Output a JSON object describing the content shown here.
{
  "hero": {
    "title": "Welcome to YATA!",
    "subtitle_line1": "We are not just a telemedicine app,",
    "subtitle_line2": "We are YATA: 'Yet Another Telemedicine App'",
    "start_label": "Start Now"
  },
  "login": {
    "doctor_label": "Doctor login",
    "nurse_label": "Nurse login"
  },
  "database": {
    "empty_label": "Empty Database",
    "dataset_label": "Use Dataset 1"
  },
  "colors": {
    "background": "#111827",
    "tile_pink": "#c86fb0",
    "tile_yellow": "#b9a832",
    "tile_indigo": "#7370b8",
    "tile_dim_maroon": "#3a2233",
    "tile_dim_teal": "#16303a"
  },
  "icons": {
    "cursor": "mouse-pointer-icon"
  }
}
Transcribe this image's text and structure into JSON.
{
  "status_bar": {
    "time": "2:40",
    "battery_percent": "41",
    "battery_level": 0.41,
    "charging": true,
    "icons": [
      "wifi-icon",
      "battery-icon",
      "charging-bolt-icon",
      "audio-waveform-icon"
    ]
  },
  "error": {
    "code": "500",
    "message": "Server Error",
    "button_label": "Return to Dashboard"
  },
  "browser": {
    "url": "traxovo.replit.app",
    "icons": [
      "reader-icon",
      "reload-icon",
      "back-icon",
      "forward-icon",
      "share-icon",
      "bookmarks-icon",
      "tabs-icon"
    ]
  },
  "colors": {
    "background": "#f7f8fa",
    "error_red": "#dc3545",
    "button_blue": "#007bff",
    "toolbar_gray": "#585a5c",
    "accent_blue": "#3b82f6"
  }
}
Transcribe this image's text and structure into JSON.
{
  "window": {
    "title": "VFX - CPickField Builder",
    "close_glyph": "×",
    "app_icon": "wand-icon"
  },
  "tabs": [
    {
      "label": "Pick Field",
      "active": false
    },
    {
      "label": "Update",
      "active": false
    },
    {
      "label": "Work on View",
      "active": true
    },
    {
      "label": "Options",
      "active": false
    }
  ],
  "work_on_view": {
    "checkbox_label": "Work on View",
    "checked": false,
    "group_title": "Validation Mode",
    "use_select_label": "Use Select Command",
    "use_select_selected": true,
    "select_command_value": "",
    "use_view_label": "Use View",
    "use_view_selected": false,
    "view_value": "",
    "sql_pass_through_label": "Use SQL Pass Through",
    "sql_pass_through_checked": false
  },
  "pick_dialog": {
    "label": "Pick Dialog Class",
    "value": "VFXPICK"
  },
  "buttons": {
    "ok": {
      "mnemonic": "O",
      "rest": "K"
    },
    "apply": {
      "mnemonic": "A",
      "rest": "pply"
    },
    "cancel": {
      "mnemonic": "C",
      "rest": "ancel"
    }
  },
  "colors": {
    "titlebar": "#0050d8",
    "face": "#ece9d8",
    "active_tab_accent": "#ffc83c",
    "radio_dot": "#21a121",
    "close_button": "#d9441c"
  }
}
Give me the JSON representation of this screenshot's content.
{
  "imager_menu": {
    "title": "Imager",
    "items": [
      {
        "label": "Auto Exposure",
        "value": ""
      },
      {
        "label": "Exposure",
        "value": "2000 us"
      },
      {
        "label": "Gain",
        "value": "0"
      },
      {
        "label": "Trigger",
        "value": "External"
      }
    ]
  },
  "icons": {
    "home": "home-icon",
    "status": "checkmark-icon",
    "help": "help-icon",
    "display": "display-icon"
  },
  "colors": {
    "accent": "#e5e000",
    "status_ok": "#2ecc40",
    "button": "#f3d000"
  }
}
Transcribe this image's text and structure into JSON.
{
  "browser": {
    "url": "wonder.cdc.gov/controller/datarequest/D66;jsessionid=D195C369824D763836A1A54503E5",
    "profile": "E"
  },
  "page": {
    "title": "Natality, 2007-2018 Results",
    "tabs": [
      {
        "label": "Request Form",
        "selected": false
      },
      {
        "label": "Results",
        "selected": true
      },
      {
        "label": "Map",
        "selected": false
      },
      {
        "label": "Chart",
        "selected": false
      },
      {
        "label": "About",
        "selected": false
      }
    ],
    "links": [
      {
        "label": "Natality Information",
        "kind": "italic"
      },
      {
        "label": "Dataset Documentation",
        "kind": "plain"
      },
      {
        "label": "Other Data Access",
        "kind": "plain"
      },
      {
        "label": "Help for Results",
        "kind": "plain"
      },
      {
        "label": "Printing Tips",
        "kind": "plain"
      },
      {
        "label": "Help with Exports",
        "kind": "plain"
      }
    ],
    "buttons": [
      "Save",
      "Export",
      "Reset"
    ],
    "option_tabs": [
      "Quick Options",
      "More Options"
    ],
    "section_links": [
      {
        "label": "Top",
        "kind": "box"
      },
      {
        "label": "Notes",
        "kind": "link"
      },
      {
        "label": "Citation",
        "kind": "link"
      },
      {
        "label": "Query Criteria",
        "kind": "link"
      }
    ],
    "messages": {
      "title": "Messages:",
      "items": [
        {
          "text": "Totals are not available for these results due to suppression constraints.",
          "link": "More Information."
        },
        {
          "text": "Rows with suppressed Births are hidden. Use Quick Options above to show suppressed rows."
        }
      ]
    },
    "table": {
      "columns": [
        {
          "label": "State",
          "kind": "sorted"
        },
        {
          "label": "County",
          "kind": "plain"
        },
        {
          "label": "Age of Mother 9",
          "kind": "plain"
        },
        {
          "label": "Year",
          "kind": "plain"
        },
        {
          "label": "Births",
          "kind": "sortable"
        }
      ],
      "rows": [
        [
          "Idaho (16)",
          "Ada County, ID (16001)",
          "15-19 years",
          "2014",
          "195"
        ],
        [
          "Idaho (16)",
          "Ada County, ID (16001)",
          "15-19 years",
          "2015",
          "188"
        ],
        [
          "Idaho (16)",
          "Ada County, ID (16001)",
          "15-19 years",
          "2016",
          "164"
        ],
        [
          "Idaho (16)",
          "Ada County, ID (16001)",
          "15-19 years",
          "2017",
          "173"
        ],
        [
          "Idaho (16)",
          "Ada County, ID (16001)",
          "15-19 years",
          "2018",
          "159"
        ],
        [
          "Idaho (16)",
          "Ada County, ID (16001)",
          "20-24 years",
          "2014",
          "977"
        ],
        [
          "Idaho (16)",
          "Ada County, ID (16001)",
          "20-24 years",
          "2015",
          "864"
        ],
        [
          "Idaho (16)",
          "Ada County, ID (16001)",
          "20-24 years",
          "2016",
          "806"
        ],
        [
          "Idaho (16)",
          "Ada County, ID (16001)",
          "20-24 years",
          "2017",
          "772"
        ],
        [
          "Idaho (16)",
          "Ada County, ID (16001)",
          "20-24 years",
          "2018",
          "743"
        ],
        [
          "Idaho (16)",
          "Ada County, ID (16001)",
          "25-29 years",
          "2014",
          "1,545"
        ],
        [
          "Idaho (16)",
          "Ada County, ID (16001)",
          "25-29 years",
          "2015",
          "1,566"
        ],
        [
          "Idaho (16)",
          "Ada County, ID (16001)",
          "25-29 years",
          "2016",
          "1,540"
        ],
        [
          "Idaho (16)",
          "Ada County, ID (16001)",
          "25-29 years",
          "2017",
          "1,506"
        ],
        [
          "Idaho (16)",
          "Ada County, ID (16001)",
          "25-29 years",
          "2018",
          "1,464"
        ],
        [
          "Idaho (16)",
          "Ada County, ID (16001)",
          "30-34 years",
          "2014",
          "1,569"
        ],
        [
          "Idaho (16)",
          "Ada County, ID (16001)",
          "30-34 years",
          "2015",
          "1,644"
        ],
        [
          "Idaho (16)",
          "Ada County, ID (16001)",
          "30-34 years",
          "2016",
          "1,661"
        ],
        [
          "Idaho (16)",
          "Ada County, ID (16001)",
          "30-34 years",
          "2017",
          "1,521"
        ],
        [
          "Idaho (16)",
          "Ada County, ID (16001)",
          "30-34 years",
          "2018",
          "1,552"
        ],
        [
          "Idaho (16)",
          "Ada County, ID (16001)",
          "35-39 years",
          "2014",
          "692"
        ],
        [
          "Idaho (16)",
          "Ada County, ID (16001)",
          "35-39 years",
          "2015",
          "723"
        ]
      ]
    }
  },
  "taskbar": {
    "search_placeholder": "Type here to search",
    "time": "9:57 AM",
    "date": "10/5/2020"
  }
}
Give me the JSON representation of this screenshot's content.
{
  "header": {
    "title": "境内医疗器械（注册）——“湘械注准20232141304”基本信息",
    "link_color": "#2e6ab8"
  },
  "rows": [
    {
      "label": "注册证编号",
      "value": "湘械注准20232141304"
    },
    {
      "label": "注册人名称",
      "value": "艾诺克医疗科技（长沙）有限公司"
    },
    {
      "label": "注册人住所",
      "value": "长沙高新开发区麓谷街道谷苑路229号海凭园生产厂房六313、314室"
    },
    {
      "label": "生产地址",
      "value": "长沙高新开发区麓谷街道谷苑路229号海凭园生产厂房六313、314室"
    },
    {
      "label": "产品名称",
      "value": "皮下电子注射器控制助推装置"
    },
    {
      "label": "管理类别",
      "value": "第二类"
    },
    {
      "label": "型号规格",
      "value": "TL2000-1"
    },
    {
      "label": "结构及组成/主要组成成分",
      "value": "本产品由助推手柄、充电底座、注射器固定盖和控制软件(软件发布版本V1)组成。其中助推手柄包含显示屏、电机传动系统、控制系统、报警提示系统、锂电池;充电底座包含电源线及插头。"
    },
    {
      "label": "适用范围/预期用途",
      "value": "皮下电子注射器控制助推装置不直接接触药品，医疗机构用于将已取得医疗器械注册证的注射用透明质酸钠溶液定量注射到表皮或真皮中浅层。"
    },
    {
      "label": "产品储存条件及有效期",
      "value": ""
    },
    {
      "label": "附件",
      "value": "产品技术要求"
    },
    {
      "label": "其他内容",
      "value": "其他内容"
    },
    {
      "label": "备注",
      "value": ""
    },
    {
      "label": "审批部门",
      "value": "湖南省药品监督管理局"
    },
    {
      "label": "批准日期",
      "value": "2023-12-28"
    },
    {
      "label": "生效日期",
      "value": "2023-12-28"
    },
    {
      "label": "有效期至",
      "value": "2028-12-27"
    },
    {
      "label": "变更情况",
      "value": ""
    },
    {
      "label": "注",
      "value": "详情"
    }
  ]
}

Given exercise | For the listing above, identify each line bearing "Exposure".

Response |
        "label": "Auto Exposure",
        "label": "Exposure",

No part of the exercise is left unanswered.